## EXERCISE PROMPT
Collect each line of the entries that holds the string "texto".

[Data records]
· · ·

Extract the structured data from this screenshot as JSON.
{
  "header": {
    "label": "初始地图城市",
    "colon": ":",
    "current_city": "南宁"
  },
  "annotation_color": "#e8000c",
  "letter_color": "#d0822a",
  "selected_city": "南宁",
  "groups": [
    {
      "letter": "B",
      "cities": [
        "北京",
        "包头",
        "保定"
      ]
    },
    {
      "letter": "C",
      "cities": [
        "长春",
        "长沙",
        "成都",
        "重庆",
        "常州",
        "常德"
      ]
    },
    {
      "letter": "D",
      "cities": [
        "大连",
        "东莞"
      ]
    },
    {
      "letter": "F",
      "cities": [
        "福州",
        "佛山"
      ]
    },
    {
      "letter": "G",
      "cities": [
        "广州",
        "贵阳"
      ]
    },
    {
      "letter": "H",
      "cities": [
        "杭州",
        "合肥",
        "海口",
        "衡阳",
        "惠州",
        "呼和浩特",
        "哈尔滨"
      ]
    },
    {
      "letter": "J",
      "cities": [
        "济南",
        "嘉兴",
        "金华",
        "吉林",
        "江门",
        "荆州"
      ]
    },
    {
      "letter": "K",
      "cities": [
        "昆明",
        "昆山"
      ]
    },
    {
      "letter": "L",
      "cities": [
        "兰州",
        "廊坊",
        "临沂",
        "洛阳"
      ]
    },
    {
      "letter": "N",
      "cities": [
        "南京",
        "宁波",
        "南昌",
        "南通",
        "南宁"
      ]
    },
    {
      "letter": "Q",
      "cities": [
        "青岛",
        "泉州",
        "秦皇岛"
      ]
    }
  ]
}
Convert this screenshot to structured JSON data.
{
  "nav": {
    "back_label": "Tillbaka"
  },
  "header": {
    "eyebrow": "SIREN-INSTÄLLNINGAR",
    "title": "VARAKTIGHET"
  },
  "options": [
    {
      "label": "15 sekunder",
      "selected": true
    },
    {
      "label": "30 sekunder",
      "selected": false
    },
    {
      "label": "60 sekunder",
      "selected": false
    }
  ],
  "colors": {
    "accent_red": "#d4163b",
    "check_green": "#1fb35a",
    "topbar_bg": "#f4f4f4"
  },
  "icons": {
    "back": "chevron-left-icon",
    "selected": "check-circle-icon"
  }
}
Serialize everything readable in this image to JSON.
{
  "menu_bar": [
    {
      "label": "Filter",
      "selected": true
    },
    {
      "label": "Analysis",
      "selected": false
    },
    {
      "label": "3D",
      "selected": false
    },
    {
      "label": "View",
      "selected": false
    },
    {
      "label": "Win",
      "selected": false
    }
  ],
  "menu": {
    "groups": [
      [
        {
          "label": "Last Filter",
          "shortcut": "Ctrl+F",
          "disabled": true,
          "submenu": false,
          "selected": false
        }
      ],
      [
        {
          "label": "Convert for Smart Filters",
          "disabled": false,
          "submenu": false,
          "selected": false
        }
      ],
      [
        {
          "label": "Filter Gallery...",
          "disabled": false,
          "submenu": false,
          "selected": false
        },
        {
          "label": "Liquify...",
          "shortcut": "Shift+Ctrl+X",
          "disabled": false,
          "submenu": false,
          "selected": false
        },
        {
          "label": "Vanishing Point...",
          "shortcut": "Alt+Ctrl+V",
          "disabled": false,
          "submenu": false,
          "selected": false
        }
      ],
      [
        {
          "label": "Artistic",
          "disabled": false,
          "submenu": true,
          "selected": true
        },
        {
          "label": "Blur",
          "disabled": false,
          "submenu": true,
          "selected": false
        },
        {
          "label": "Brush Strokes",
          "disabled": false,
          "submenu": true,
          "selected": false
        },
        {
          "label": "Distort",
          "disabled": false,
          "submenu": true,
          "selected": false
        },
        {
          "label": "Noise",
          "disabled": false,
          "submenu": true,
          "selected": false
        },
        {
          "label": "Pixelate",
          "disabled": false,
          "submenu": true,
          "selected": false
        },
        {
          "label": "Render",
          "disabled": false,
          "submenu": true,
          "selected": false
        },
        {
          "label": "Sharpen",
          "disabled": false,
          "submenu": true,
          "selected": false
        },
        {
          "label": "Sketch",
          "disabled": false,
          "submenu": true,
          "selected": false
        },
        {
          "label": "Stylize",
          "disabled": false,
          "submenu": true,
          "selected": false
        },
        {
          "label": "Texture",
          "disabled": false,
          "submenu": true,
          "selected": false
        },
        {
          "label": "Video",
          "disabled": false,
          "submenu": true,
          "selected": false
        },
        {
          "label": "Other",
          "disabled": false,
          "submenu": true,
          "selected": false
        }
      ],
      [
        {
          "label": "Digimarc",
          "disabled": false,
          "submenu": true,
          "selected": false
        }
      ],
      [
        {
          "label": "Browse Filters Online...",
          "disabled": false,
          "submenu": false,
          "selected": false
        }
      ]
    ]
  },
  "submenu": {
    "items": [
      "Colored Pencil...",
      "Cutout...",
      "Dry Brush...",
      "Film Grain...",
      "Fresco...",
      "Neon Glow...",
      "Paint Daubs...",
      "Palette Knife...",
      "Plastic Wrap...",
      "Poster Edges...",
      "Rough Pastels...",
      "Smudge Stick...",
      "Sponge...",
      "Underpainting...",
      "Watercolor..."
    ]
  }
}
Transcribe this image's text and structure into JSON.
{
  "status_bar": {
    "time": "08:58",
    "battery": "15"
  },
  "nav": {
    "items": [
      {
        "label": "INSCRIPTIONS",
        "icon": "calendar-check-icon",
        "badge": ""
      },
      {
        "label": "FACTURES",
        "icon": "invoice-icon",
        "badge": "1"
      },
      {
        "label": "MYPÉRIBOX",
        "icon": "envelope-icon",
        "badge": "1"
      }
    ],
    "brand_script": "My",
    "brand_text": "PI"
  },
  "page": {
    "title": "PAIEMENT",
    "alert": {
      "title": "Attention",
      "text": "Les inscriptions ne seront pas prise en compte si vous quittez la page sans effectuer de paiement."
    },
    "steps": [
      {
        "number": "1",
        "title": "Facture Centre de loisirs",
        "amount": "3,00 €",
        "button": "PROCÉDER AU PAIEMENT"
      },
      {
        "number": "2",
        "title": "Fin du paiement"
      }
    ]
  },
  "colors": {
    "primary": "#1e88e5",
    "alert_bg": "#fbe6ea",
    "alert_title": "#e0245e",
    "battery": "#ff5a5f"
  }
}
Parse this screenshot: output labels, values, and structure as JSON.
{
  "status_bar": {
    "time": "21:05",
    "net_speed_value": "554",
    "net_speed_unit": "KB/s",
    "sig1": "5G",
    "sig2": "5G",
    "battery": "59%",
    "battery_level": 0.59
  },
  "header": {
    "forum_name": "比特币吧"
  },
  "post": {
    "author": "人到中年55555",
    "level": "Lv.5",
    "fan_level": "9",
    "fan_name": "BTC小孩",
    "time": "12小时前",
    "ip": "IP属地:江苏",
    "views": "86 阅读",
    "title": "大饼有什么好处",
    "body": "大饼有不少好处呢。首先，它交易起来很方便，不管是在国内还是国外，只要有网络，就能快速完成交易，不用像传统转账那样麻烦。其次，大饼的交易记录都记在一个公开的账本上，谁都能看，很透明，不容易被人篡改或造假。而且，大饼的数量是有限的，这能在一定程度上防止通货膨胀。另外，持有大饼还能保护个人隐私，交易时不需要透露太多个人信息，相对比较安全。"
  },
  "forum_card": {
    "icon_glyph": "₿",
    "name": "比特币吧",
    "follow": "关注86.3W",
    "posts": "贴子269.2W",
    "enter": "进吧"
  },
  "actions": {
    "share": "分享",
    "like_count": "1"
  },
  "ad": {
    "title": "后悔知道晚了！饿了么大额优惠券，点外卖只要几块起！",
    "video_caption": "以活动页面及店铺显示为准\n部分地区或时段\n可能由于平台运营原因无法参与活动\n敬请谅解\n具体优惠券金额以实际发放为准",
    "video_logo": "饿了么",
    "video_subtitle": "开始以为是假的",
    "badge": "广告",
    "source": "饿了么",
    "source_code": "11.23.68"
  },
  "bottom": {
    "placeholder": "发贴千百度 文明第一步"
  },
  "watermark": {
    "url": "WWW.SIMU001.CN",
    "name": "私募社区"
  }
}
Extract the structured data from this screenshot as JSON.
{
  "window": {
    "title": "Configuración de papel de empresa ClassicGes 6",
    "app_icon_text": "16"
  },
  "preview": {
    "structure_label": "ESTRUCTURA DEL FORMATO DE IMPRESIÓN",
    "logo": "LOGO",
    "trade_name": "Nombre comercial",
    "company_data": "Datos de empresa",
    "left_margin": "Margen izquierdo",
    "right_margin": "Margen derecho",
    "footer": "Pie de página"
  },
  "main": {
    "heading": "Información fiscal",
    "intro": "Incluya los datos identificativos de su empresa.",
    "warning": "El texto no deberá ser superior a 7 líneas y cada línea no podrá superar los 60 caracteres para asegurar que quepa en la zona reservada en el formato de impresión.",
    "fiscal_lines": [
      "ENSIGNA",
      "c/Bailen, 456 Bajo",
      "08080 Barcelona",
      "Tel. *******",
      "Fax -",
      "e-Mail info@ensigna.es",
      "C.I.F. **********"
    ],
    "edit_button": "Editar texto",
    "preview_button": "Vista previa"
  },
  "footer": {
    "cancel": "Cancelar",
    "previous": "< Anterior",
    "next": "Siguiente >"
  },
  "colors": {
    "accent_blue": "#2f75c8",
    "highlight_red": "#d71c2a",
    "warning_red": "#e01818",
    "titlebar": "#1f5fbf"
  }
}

· · ·

## FULL OUTPUT
    "warning": "El texto no deberá ser superior a 7 líneas y cada línea no podrá superar los 60 caracteres para asegurar que quepa en la zona reservada en el formato de impresión.",
    "edit_button": "Editar texto",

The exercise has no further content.